>>>>>

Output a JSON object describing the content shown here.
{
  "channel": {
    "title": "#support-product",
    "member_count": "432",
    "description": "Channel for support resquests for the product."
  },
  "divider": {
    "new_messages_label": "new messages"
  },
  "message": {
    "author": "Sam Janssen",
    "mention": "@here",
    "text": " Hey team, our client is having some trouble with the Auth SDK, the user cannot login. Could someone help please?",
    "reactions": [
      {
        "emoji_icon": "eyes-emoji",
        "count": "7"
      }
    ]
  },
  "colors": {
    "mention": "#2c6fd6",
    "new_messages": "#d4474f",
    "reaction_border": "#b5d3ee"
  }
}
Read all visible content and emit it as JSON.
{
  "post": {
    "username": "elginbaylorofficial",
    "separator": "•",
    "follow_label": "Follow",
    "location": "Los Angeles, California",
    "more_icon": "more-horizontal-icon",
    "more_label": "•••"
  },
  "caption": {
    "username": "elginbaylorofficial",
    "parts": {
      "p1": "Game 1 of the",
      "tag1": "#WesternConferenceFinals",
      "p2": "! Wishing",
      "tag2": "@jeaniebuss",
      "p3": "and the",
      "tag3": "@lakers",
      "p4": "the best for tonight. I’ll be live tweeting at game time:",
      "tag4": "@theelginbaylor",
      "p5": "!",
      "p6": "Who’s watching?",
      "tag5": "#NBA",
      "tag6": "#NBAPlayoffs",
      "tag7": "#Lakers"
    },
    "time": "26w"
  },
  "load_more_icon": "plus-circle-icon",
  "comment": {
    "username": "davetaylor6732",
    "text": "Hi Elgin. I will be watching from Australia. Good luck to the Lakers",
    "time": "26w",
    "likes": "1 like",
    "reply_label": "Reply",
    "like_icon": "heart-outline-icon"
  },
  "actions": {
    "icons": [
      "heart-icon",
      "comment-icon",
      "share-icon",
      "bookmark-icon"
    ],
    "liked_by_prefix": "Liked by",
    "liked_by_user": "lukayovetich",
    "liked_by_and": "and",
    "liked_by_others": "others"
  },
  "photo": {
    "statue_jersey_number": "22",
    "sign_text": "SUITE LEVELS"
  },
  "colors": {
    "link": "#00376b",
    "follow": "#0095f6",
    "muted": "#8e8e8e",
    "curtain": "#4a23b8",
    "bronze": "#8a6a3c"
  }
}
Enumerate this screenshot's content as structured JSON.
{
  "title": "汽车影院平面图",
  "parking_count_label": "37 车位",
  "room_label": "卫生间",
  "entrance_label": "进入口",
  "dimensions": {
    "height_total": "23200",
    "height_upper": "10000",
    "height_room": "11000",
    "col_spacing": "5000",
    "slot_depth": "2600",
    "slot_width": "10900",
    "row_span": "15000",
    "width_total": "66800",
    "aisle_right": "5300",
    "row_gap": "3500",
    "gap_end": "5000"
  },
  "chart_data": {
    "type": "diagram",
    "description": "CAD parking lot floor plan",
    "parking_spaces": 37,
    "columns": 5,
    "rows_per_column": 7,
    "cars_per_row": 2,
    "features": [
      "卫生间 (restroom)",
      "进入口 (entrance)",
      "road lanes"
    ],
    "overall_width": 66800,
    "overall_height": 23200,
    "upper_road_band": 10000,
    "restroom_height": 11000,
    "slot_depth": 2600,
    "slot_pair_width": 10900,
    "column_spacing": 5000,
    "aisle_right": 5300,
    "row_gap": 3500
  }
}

<<<<<

All entries shown above should be printed again exactly.

Output a JSON object describing the content shown here.
{
  "channel": {
    "title": "#support-product",
    "member_count": "432",
    "description": "Channel for support resquests for the product."
  },
  "divider": {
    "new_messages_label": "new messages"
  },
  "message": {
    "author": "Sam Janssen",
    "mention": "@here",
    "text": " Hey team, our client is having some trouble with the Auth SDK, the user cannot login. Could someone help please?",
    "reactions": [
      {
        "emoji_icon": "eyes-emoji",
        "count": "7"
      }
    ]
  },
  "colors": {
    "mention": "#2c6fd6",
    "new_messages": "#d4474f",
    "reaction_border": "#b5d3ee"
  }
}
Read all visible content and emit it as JSON.
{
  "post": {
    "username": "elginbaylorofficial",
    "separator": "•",
    "follow_label": "Follow",
    "location": "Los Angeles, California",
    "more_icon": "more-horizontal-icon",
    "more_label": "•••"
  },
  "caption": {
    "username": "elginbaylorofficial",
    "parts": {
      "p1": "Game 1 of the",
      "tag1": "#WesternConferenceFinals",
      "p2": "! Wishing",
      "tag2": "@jeaniebuss",
      "p3": "and the",
      "tag3": "@lakers",
      "p4": "the best for tonight. I’ll be live tweeting at game time:",
      "tag4": "@theelginbaylor",
      "p5": "!",
      "p6": "Who’s watching?",
      "tag5": "#NBA",
      "tag6": "#NBAPlayoffs",
      "tag7": "#Lakers"
    },
    "time": "26w"
  },
  "load_more_icon": "plus-circle-icon",
  "comment": {
    "username": "davetaylor6732",
    "text": "Hi Elgin. I will be watching from Australia. Good luck to the Lakers",
    "time": "26w",
    "likes": "1 like",
    "reply_label": "Reply",
    "like_icon": "heart-outline-icon"
  },
  "actions": {
    "icons": [
      "heart-icon",
      "comment-icon",
      "share-icon",
      "bookmark-icon"
    ],
    "liked_by_prefix": "Liked by",
    "liked_by_user": "lukayovetich",
    "liked_by_and": "and",
    "liked_by_others": "others"
  },
  "photo": {
    "statue_jersey_number": "22",
    "sign_text": "SUITE LEVELS"
  },
  "colors": {
    "link": "#00376b",
    "follow": "#0095f6",
    "muted": "#8e8e8e",
    "curtain": "#4a23b8",
    "bronze": "#8a6a3c"
  }
}
Enumerate this screenshot's content as structured JSON.
{
  "title": "汽车影院平面图",
  "parking_count_label": "37 车位",
  "room_label": "卫生间",
  "entrance_label": "进入口",
  "dimensions": {
    "height_total": "23200",
    "height_upper": "10000",
    "height_room": "11000",
    "col_spacing": "5000",
    "slot_depth": "2600",
    "slot_width": "10900",
    "row_span": "15000",
    "width_total": "66800",
    "aisle_right": "5300",
    "row_gap": "3500",
    "gap_end": "5000"
  },
  "chart_data": {
    "type": "diagram",
    "description": "CAD parking lot floor plan",
    "parking_spaces": 37,
    "columns": 5,
    "rows_per_column": 7,
    "cars_per_row": 2,
    "features": [
      "卫生间 (restroom)",
      "进入口 (entrance)",
      "road lanes"
    ],
    "overall_width": 66800,
    "overall_height": 23200,
    "upper_road_band": 10000,
    "restroom_height": 11000,
    "slot_depth": 2600,
    "slot_pair_width": 10900,
    "column_spacing": 5000,
    "aisle_right": 5300,
    "row_gap": 3500
  }
}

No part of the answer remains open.